To be done: Scan the entries below and report only how many lines contain "type".

═════ Exercise material

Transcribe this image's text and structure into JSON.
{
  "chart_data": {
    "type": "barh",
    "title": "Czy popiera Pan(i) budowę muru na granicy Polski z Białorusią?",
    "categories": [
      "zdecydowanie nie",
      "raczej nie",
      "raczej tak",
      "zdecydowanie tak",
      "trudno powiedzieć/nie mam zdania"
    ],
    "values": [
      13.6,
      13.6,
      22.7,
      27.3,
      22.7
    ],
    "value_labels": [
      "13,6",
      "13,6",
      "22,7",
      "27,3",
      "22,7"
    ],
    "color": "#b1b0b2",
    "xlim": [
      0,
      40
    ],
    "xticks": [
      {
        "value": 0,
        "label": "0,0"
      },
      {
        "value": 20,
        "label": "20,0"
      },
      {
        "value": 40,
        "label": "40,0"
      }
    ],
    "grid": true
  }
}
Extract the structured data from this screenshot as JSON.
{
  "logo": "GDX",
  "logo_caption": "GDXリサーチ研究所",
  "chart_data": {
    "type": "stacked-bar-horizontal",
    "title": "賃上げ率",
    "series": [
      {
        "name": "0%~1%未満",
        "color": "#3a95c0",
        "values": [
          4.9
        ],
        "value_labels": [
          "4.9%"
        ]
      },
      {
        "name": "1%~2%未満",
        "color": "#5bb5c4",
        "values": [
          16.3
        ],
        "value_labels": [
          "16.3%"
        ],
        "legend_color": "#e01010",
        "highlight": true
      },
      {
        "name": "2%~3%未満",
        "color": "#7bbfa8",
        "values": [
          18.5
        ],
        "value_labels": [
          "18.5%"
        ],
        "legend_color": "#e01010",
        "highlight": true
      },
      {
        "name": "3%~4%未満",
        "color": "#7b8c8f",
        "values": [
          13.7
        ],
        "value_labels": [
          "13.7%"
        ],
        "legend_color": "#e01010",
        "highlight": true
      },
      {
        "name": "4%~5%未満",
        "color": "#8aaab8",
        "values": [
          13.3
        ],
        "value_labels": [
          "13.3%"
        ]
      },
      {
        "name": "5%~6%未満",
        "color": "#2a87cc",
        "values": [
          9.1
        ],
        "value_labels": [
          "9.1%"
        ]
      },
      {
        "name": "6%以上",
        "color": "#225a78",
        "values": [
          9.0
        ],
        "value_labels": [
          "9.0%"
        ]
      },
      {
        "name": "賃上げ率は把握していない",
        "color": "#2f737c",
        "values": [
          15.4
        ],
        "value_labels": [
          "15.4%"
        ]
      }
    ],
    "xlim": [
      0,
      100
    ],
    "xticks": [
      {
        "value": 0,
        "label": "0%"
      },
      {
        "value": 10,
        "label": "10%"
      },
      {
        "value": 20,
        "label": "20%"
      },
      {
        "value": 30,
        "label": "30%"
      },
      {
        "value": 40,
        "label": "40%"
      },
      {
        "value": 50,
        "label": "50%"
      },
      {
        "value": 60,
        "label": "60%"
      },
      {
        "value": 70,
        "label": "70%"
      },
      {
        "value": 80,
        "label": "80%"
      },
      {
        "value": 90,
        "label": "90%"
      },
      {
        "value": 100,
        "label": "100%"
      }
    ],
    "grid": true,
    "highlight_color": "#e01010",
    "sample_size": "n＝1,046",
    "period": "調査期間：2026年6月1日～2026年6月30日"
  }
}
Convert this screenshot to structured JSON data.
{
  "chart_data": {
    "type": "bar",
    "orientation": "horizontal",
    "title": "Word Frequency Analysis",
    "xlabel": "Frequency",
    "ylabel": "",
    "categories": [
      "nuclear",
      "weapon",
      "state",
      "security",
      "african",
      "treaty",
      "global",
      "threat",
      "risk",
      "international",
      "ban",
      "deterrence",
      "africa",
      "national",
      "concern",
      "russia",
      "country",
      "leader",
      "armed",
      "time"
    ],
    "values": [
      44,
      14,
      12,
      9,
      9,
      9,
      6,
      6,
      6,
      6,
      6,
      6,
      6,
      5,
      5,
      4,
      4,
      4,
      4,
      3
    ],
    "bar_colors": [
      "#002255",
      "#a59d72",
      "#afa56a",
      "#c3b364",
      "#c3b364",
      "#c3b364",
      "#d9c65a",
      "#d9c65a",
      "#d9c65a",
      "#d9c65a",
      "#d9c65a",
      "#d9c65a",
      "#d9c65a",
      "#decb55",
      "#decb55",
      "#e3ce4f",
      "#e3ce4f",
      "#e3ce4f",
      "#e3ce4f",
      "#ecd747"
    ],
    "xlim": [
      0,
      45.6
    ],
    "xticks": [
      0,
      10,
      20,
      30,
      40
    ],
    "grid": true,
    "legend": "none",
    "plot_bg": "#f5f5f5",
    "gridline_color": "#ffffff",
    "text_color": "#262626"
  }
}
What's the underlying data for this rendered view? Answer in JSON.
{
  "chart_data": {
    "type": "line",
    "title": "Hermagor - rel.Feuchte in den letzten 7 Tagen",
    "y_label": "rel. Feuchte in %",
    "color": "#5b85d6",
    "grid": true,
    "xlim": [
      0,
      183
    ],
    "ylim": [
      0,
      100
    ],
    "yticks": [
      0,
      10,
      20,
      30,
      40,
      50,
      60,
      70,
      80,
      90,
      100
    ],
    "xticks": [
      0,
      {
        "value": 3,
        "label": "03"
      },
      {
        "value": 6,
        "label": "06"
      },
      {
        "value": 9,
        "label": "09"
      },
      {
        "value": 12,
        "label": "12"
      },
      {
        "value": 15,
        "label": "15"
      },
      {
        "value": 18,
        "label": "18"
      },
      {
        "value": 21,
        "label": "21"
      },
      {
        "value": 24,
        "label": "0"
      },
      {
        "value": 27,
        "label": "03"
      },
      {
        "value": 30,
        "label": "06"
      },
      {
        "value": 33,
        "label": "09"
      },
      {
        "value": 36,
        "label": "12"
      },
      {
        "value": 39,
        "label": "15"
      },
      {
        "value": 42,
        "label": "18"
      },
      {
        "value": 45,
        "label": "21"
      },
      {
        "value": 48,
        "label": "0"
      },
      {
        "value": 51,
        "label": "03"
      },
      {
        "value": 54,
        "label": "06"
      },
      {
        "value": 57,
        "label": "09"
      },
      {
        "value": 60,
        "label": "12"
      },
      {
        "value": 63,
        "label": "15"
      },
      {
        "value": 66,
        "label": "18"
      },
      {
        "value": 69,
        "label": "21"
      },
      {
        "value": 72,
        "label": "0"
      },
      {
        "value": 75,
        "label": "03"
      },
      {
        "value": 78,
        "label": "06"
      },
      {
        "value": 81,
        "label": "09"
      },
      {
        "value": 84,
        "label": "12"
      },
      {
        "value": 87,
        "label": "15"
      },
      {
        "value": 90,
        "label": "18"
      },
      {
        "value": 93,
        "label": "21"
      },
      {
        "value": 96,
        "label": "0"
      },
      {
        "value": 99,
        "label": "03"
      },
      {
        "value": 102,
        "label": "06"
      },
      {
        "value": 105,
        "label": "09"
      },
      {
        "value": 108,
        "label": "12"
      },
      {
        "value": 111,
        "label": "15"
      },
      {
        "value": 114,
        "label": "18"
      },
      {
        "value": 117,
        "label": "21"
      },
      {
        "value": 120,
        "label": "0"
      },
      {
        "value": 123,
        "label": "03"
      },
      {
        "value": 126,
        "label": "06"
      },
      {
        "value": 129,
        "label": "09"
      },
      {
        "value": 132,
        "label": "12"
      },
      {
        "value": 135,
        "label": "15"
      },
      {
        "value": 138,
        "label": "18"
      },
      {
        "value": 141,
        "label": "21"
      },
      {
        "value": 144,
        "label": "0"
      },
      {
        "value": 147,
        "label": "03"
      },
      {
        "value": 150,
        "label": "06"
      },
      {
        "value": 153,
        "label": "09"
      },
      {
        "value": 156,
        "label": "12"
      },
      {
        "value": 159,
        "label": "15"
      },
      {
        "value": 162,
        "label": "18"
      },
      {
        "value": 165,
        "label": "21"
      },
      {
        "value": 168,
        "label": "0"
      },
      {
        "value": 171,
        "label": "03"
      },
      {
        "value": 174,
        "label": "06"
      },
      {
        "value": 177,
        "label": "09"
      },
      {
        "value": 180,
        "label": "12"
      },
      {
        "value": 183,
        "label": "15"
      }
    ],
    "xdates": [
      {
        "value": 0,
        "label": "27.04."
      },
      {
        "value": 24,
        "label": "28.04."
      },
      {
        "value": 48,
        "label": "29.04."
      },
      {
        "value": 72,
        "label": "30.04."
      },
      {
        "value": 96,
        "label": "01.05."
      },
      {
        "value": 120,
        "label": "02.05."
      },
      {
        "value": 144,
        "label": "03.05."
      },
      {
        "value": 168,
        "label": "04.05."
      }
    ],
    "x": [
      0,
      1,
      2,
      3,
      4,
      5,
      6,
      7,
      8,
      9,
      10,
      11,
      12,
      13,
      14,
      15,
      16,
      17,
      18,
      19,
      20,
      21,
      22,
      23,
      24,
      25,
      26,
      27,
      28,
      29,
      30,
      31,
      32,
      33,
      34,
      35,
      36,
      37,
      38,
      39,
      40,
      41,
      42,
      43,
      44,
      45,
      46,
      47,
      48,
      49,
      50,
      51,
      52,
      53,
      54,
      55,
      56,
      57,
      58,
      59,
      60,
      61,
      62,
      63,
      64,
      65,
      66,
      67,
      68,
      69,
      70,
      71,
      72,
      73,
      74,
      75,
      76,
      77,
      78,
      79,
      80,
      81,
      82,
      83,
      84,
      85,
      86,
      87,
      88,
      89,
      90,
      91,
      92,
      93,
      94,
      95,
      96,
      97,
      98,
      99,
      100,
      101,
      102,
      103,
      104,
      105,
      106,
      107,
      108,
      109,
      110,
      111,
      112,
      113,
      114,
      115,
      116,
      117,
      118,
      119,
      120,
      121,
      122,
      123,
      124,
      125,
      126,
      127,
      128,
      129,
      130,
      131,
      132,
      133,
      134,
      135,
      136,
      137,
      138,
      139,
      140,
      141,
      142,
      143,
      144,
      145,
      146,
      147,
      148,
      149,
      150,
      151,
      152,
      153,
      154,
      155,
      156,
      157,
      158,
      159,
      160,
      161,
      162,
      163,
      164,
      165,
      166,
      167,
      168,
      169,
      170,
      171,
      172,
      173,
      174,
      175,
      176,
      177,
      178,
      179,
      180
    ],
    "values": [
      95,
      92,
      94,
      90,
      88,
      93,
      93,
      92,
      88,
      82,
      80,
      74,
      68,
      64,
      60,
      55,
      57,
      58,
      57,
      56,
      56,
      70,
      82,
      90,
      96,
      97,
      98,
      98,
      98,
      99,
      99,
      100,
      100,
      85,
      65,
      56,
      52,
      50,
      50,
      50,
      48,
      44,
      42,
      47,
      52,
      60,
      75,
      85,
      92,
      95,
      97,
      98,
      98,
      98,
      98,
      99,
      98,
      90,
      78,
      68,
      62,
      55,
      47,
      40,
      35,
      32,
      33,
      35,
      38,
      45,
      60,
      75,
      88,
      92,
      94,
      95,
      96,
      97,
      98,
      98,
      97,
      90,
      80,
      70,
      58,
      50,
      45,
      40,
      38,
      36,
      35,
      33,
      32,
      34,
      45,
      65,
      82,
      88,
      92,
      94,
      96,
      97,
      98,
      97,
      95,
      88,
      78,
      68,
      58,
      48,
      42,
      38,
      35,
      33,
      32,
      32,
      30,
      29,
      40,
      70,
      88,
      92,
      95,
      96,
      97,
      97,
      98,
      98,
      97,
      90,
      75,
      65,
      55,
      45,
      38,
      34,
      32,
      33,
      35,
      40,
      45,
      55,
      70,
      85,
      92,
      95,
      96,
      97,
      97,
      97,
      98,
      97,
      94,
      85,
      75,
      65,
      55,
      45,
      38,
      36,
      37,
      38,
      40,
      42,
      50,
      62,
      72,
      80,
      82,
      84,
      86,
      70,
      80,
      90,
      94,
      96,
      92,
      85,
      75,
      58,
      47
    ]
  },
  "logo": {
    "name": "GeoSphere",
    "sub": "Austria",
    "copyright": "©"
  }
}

══════════

Answer: 4